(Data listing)
-------

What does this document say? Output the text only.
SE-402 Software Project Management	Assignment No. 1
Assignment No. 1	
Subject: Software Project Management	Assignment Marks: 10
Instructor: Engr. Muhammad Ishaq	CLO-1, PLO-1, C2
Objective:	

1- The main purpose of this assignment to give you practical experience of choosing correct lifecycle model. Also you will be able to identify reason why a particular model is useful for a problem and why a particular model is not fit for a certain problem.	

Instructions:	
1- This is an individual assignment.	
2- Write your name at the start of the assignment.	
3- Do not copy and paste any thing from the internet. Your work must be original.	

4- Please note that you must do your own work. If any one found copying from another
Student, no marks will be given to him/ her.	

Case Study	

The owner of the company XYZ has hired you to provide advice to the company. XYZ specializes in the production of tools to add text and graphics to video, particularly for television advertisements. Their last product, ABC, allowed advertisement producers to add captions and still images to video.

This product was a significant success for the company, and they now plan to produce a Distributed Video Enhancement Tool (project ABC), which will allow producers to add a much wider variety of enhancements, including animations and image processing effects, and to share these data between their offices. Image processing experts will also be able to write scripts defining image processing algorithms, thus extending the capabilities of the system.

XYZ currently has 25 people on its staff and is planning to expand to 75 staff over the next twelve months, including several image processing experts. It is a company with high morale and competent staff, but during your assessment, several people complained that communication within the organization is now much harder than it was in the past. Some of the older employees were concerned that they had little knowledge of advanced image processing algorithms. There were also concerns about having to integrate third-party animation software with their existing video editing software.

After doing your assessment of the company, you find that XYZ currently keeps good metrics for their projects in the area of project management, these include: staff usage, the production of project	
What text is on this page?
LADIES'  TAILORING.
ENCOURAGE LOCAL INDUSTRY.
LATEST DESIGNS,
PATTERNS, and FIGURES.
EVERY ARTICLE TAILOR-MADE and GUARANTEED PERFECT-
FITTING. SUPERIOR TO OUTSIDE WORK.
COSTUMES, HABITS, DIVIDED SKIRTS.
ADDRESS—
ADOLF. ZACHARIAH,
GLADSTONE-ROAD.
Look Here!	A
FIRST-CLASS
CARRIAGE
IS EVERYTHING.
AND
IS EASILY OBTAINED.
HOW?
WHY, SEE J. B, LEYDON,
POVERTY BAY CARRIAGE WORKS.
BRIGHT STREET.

-------

Stated exercise
Return each line of the records above exactly as it reads.

Solution for this problem
What does this document say? Output the text only.
SE-402 Software Project Management	Assignment No. 1
Assignment No. 1	
Subject: Software Project Management	Assignment Marks: 10
Instructor: Engr. Muhammad Ishaq	CLO-1, PLO-1, C2
Objective:	

1- The main purpose of this assignment to give you practical experience of choosing correct lifecycle model. Also you will be able to identify reason why a particular model is useful for a problem and why a particular model is not fit for a certain problem.	

Instructions:	
1- This is an individual assignment.	
2- Write your name at the start of the assignment.	
3- Do not copy and paste any thing from the internet. Your work must be original.	

4- Please note that you must do your own work. If any one found copying from another
Student, no marks will be given to him/ her.	

Case Study	

The owner of the company XYZ has hired you to provide advice to the company. XYZ specializes in the production of tools to add text and graphics to video, particularly for television advertisements. Their last product, ABC, allowed advertisement producers to add captions and still images to video.

This product was a significant success for the company, and they now plan to produce a Distributed Video Enhancement Tool (project ABC), which will allow producers to add a much wider variety of enhancements, including animations and image processing effects, and to share these data between their offices. Image processing experts will also be able to write scripts defining image processing algorithms, thus extending the capabilities of the system.

XYZ currently has 25 people on its staff and is planning to expand to 75 staff over the next twelve months, including several image processing experts. It is a company with high morale and competent staff, but during your assessment, several people complained that communication within the organization is now much harder than it was in the past. Some of the older employees were concerned that they had little knowledge of advanced image processing algorithms. There were also concerns about having to integrate third-party animation software with their existing video editing software.

After doing your assessment of the company, you find that XYZ currently keeps good metrics for their projects in the area of project management, these include: staff usage, the production of project	
What text is on this page?
LADIES'  TAILORING.
ENCOURAGE LOCAL INDUSTRY.
LATEST DESIGNS,
PATTERNS, and FIGURES.
EVERY ARTICLE TAILOR-MADE and GUARANTEED PERFECT-
FITTING. SUPERIOR TO OUTSIDE WORK.
COSTUMES, HABITS, DIVIDED SKIRTS.
ADDRESS—
ADOLF. ZACHARIAH,
GLADSTONE-ROAD.
Look Here!	A
FIRST-CLASS
CARRIAGE
IS EVERYTHING.
AND
IS EASILY OBTAINED.
HOW?
WHY, SEE J. B, LEYDON,
POVERTY BAY CARRIAGE WORKS.
BRIGHT STREET.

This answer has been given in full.